## EXERCISE TASK
Identify the lines that contain the string "position" and copy all of them.

## STORED ROWS
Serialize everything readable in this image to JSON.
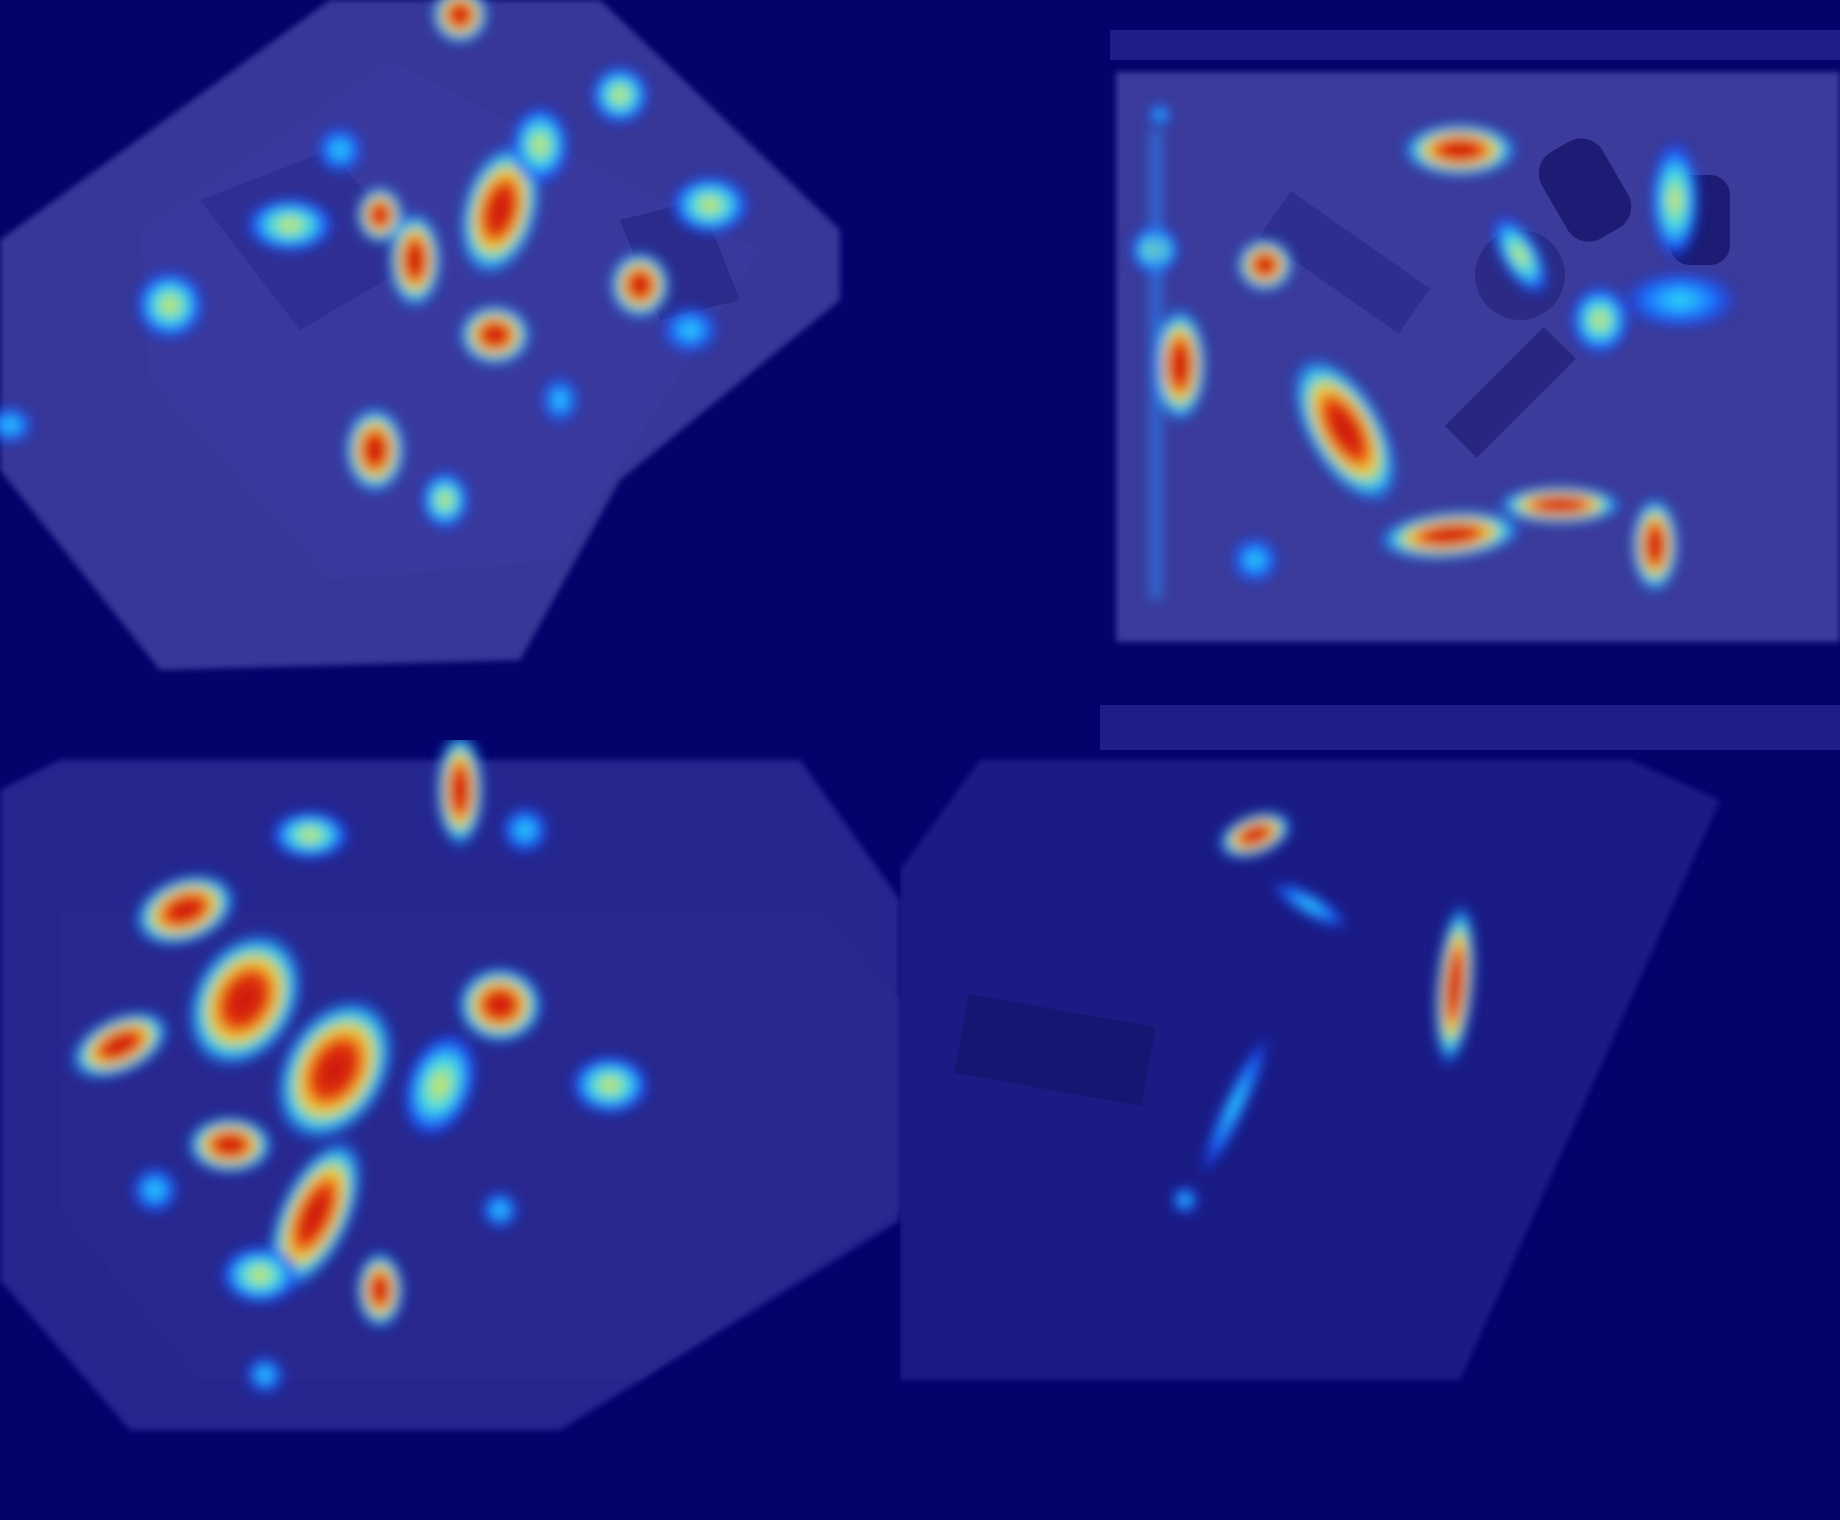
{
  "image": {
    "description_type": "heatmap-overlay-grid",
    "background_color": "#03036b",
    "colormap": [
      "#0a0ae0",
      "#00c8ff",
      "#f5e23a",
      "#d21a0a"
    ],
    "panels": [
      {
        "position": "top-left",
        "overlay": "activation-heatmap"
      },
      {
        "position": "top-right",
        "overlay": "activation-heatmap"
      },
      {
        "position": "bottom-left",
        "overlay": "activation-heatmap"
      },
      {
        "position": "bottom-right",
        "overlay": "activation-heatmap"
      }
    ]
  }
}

## IN RESPONSE
        "position": "top-left",
        "position": "top-right",
        "position": "bottom-left",
        "position": "bottom-right",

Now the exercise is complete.